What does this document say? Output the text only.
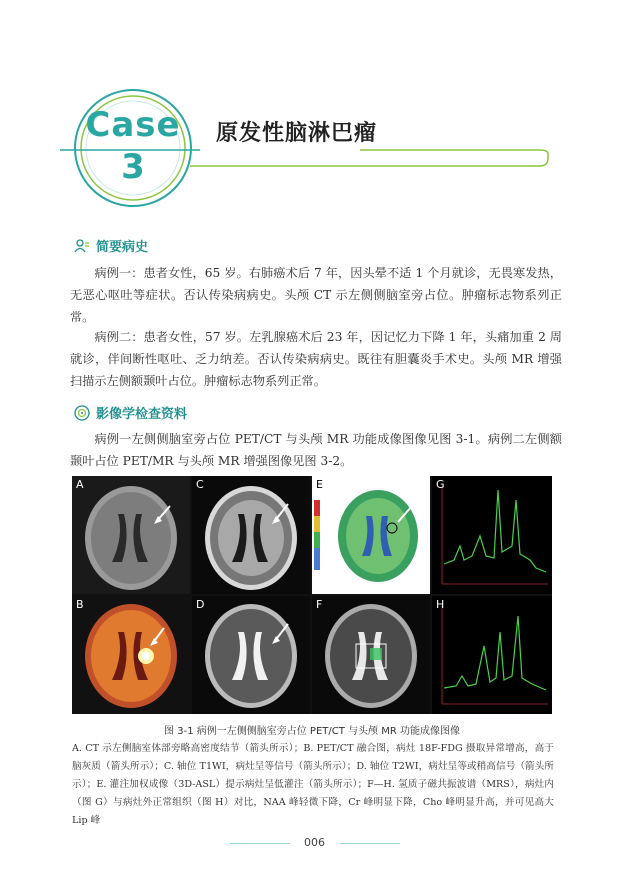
Case
3
原发性脑淋巴瘤
简要病史

病例一：患者女性，65 岁。右肺癌术后 7 年，因头晕不适 1 个月就诊，无畏寒发热，无恶心呕吐等症状。否认传染病病史。头颅 CT 示左侧侧脑室旁占位。肿瘤标志物系列正常。

病例二：患者女性，57 岁。左乳腺癌术后 23 年，因记忆力下降 1 年，头痛加重 2 周就诊，伴间断性呕吐、乏力纳差。否认传染病病史。既往有胆囊炎手术史。头颅 MR 增强扫描示左侧额颞叶占位。肿瘤标志物系列正常。

影像学检查资料

病例一左侧侧脑室旁占位 PET/CT 与头颅 MR 功能成像图像见图 3-1。病例二左侧额颞叶占位 PET/MR 与头颅 MR 增强图像见图 3-2。

A
B
C
D
E
F
G
H
图 3-1 病例一左侧侧脑室旁占位 PET/CT 与头颅 MR 功能成像图像

A. CT 示左侧脑室体部旁略高密度结节（箭头所示）；B. PET/CT 融合图，病灶 18F-FDG 摄取异常增高，高于脑灰质（箭头所示）；C. 轴位 T1WI，病灶呈等信号（箭头所示）；D. 轴位 T2WI，病灶呈等或稍高信号（箭头所示）；E. 灌注加权成像（3D-ASL）提示病灶呈低灌注（箭头所示）；F—H. 氢质子磁共振波谱（MRS），病灶内（图 G）与病灶外正常组织（图 H）对比，NAA 峰轻微下降，Cr 峰明显下降，Cho 峰明显升高，并可见高大 Lip 峰

006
++++++++++
Exercise objective: The records above must be echoed exactly, minus their pictures.

Full response:
What does this document say? Output the text only.
Case
3
原发性脑淋巴瘤
简要病史

病例一：患者女性，65 岁。右肺癌术后 7 年，因头晕不适 1 个月就诊，无畏寒发热，无恶心呕吐等症状。否认传染病病史。头颅 CT 示左侧侧脑室旁占位。肿瘤标志物系列正常。

病例二：患者女性，57 岁。左乳腺癌术后 23 年，因记忆力下降 1 年，头痛加重 2 周就诊，伴间断性呕吐、乏力纳差。否认传染病病史。既往有胆囊炎手术史。头颅 MR 增强扫描示左侧额颞叶占位。肿瘤标志物系列正常。

影像学检查资料

病例一左侧侧脑室旁占位 PET/CT 与头颅 MR 功能成像图像见图 3-1。病例二左侧额颞叶占位 PET/MR 与头颅 MR 增强图像见图 3-2。

A
B
C
D
E
F
G
H
图 3-1 病例一左侧侧脑室旁占位 PET/CT 与头颅 MR 功能成像图像

A. CT 示左侧脑室体部旁略高密度结节（箭头所示）；B. PET/CT 融合图，病灶 18F-FDG 摄取异常增高，高于脑灰质（箭头所示）；C. 轴位 T1WI，病灶呈等信号（箭头所示）；D. 轴位 T2WI，病灶呈等或稍高信号（箭头所示）；E. 灌注加权成像（3D-ASL）提示病灶呈低灌注（箭头所示）；F—H. 氢质子磁共振波谱（MRS），病灶内（图 G）与病灶外正常组织（图 H）对比，NAA 峰轻微下降，Cr 峰明显下降，Cho 峰明显升高，并可见高大 Lip 峰

006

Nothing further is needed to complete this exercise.